* Work to do: Copy the data that follows exactly. Include no pictures.

* Data section:
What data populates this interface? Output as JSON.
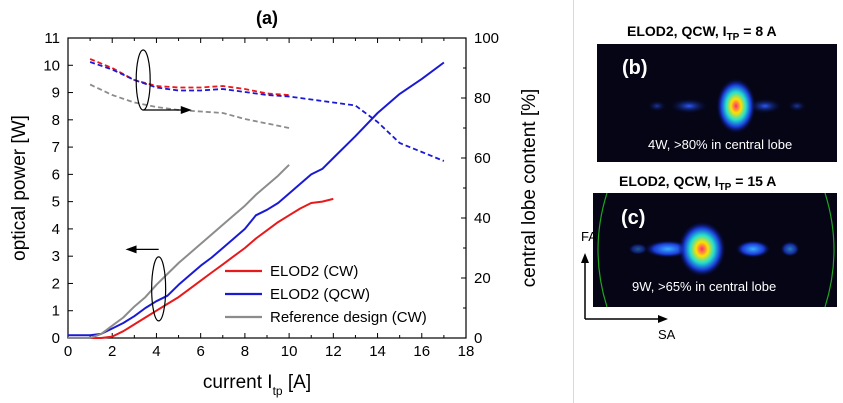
{
  "chart_data": {
    "type": "line",
    "panel_label": "(a)",
    "xlabel_main": "current I",
    "xlabel_sub": "tp",
    "xlabel_unit": "[A]",
    "ylabel_left": "optical power [W]",
    "ylabel_right": "central lobe content [%]",
    "xlim": [
      0,
      18
    ],
    "ylim_left": [
      0,
      11
    ],
    "ylim_right": [
      0,
      100
    ],
    "x_ticks": [
      "0",
      "2",
      "4",
      "6",
      "8",
      "10",
      "12",
      "14",
      "16",
      "18"
    ],
    "y_left_ticks": [
      "0",
      "1",
      "2",
      "3",
      "4",
      "5",
      "6",
      "7",
      "8",
      "9",
      "10",
      "11"
    ],
    "y_right_ticks": [
      "0",
      "20",
      "40",
      "60",
      "80",
      "100"
    ],
    "legend_position": "bottom-center",
    "series": [
      {
        "name": "ELOD2 (CW)",
        "axis": "left",
        "style": "solid",
        "color": "#e8191a",
        "x": [
          0,
          1,
          1.5,
          2,
          2.5,
          3,
          3.5,
          4,
          4.5,
          5,
          5.5,
          6,
          6.5,
          7,
          7.5,
          8,
          8.5,
          9,
          9.5,
          10,
          10.5,
          11,
          11.5,
          12
        ],
        "y": [
          0,
          0,
          0,
          0.05,
          0.25,
          0.5,
          0.75,
          1.0,
          1.25,
          1.5,
          1.8,
          2.1,
          2.4,
          2.7,
          3.0,
          3.3,
          3.65,
          3.95,
          4.25,
          4.5,
          4.75,
          4.95,
          5.0,
          5.1
        ]
      },
      {
        "name": "ELOD2 (QCW)",
        "axis": "left",
        "style": "solid",
        "color": "#1a1ad6",
        "x": [
          0,
          1,
          1.5,
          2,
          2.5,
          3,
          3.5,
          4,
          4.5,
          5,
          5.5,
          6,
          6.5,
          7,
          7.5,
          8,
          8.5,
          9,
          9.5,
          10,
          10.5,
          11,
          11.5,
          12,
          13,
          14,
          15,
          16,
          17
        ],
        "y": [
          0.1,
          0.1,
          0.15,
          0.35,
          0.55,
          0.8,
          1.1,
          1.35,
          1.55,
          1.95,
          2.3,
          2.65,
          2.95,
          3.3,
          3.65,
          4.0,
          4.5,
          4.7,
          4.95,
          5.3,
          5.65,
          6.0,
          6.2,
          6.6,
          7.4,
          8.25,
          8.95,
          9.5,
          10.1
        ]
      },
      {
        "name": "Reference design (CW)",
        "axis": "left",
        "style": "solid",
        "color": "#8c8c8c",
        "x": [
          0,
          1,
          1.5,
          2,
          2.5,
          3,
          3.5,
          4,
          4.5,
          5,
          5.5,
          6,
          6.5,
          7,
          7.5,
          8,
          8.5,
          9,
          9.5,
          10
        ],
        "y": [
          0,
          0,
          0.15,
          0.45,
          0.75,
          1.15,
          1.5,
          1.95,
          2.35,
          2.75,
          3.1,
          3.45,
          3.8,
          4.15,
          4.5,
          4.85,
          5.25,
          5.6,
          5.95,
          6.35
        ]
      },
      {
        "name": "",
        "axis": "right",
        "style": "dashed",
        "color": "#e8191a",
        "x": [
          1,
          2,
          3,
          4,
          5,
          6,
          7,
          8,
          9,
          10
        ],
        "y": [
          93,
          90,
          86,
          84,
          83.5,
          83.5,
          84,
          83,
          81.5,
          81
        ]
      },
      {
        "name": "",
        "axis": "right",
        "style": "dashed",
        "color": "#1a1ad6",
        "x": [
          1,
          2,
          3,
          4,
          5,
          6,
          7,
          8,
          9,
          10,
          11,
          12,
          13,
          14,
          15,
          16,
          17
        ],
        "y": [
          92,
          89.5,
          86,
          83.5,
          82.5,
          82.5,
          83,
          82,
          81,
          80.5,
          79.5,
          78.5,
          77.5,
          72,
          65,
          62,
          59
        ]
      },
      {
        "name": "",
        "axis": "right",
        "style": "dashed",
        "color": "#8c8c8c",
        "x": [
          1,
          2,
          3,
          4,
          5,
          6,
          7,
          8,
          9,
          10
        ],
        "y": [
          84.5,
          81,
          78.5,
          77,
          76,
          75.5,
          75,
          73,
          71.5,
          70
        ]
      }
    ]
  },
  "panels": [
    {
      "label": "(b)",
      "title_prefix": "ELOD2, QCW, I",
      "title_sub": "TP",
      "title_suffix": " = 8 A",
      "caption": "4W, >80% in central lobe"
    },
    {
      "label": "(c)",
      "title_prefix": "ELOD2, QCW, I",
      "title_sub": "TP",
      "title_suffix": " = 15 A",
      "caption": "9W, >65% in central lobe"
    }
  ],
  "axes_indicator": {
    "vertical": "FA",
    "horizontal": "SA"
  }
}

* Reply to the exercise:
What data populates this interface? Output as JSON.
{
  "chart_data": {
    "type": "line",
    "panel_label": "(a)",
    "xlabel_main": "current I",
    "xlabel_sub": "tp",
    "xlabel_unit": "[A]",
    "ylabel_left": "optical power [W]",
    "ylabel_right": "central lobe content [%]",
    "xlim": [
      0,
      18
    ],
    "ylim_left": [
      0,
      11
    ],
    "ylim_right": [
      0,
      100
    ],
    "x_ticks": [
      "0",
      "2",
      "4",
      "6",
      "8",
      "10",
      "12",
      "14",
      "16",
      "18"
    ],
    "y_left_ticks": [
      "0",
      "1",
      "2",
      "3",
      "4",
      "5",
      "6",
      "7",
      "8",
      "9",
      "10",
      "11"
    ],
    "y_right_ticks": [
      "0",
      "20",
      "40",
      "60",
      "80",
      "100"
    ],
    "legend_position": "bottom-center",
    "series": [
      {
        "name": "ELOD2 (CW)",
        "axis": "left",
        "style": "solid",
        "color": "#e8191a",
        "x": [
          0,
          1,
          1.5,
          2,
          2.5,
          3,
          3.5,
          4,
          4.5,
          5,
          5.5,
          6,
          6.5,
          7,
          7.5,
          8,
          8.5,
          9,
          9.5,
          10,
          10.5,
          11,
          11.5,
          12
        ],
        "y": [
          0,
          0,
          0,
          0.05,
          0.25,
          0.5,
          0.75,
          1.0,
          1.25,
          1.5,
          1.8,
          2.1,
          2.4,
          2.7,
          3.0,
          3.3,
          3.65,
          3.95,
          4.25,
          4.5,
          4.75,
          4.95,
          5.0,
          5.1
        ]
      },
      {
        "name": "ELOD2 (QCW)",
        "axis": "left",
        "style": "solid",
        "color": "#1a1ad6",
        "x": [
          0,
          1,
          1.5,
          2,
          2.5,
          3,
          3.5,
          4,
          4.5,
          5,
          5.5,
          6,
          6.5,
          7,
          7.5,
          8,
          8.5,
          9,
          9.5,
          10,
          10.5,
          11,
          11.5,
          12,
          13,
          14,
          15,
          16,
          17
        ],
        "y": [
          0.1,
          0.1,
          0.15,
          0.35,
          0.55,
          0.8,
          1.1,
          1.35,
          1.55,
          1.95,
          2.3,
          2.65,
          2.95,
          3.3,
          3.65,
          4.0,
          4.5,
          4.7,
          4.95,
          5.3,
          5.65,
          6.0,
          6.2,
          6.6,
          7.4,
          8.25,
          8.95,
          9.5,
          10.1
        ]
      },
      {
        "name": "Reference design (CW)",
        "axis": "left",
        "style": "solid",
        "color": "#8c8c8c",
        "x": [
          0,
          1,
          1.5,
          2,
          2.5,
          3,
          3.5,
          4,
          4.5,
          5,
          5.5,
          6,
          6.5,
          7,
          7.5,
          8,
          8.5,
          9,
          9.5,
          10
        ],
        "y": [
          0,
          0,
          0.15,
          0.45,
          0.75,
          1.15,
          1.5,
          1.95,
          2.35,
          2.75,
          3.1,
          3.45,
          3.8,
          4.15,
          4.5,
          4.85,
          5.25,
          5.6,
          5.95,
          6.35
        ]
      },
      {
        "name": "",
        "axis": "right",
        "style": "dashed",
        "color": "#e8191a",
        "x": [
          1,
          2,
          3,
          4,
          5,
          6,
          7,
          8,
          9,
          10
        ],
        "y": [
          93,
          90,
          86,
          84,
          83.5,
          83.5,
          84,
          83,
          81.5,
          81
        ]
      },
      {
        "name": "",
        "axis": "right",
        "style": "dashed",
        "color": "#1a1ad6",
        "x": [
          1,
          2,
          3,
          4,
          5,
          6,
          7,
          8,
          9,
          10,
          11,
          12,
          13,
          14,
          15,
          16,
          17
        ],
        "y": [
          92,
          89.5,
          86,
          83.5,
          82.5,
          82.5,
          83,
          82,
          81,
          80.5,
          79.5,
          78.5,
          77.5,
          72,
          65,
          62,
          59
        ]
      },
      {
        "name": "",
        "axis": "right",
        "style": "dashed",
        "color": "#8c8c8c",
        "x": [
          1,
          2,
          3,
          4,
          5,
          6,
          7,
          8,
          9,
          10
        ],
        "y": [
          84.5,
          81,
          78.5,
          77,
          76,
          75.5,
          75,
          73,
          71.5,
          70
        ]
      }
    ]
  },
  "panels": [
    {
      "label": "(b)",
      "title_prefix": "ELOD2, QCW, I",
      "title_sub": "TP",
      "title_suffix": " = 8 A",
      "caption": "4W, >80% in central lobe"
    },
    {
      "label": "(c)",
      "title_prefix": "ELOD2, QCW, I",
      "title_sub": "TP",
      "title_suffix": " = 15 A",
      "caption": "9W, >65% in central lobe"
    }
  ],
  "axes_indicator": {
    "vertical": "FA",
    "horizontal": "SA"
  }
}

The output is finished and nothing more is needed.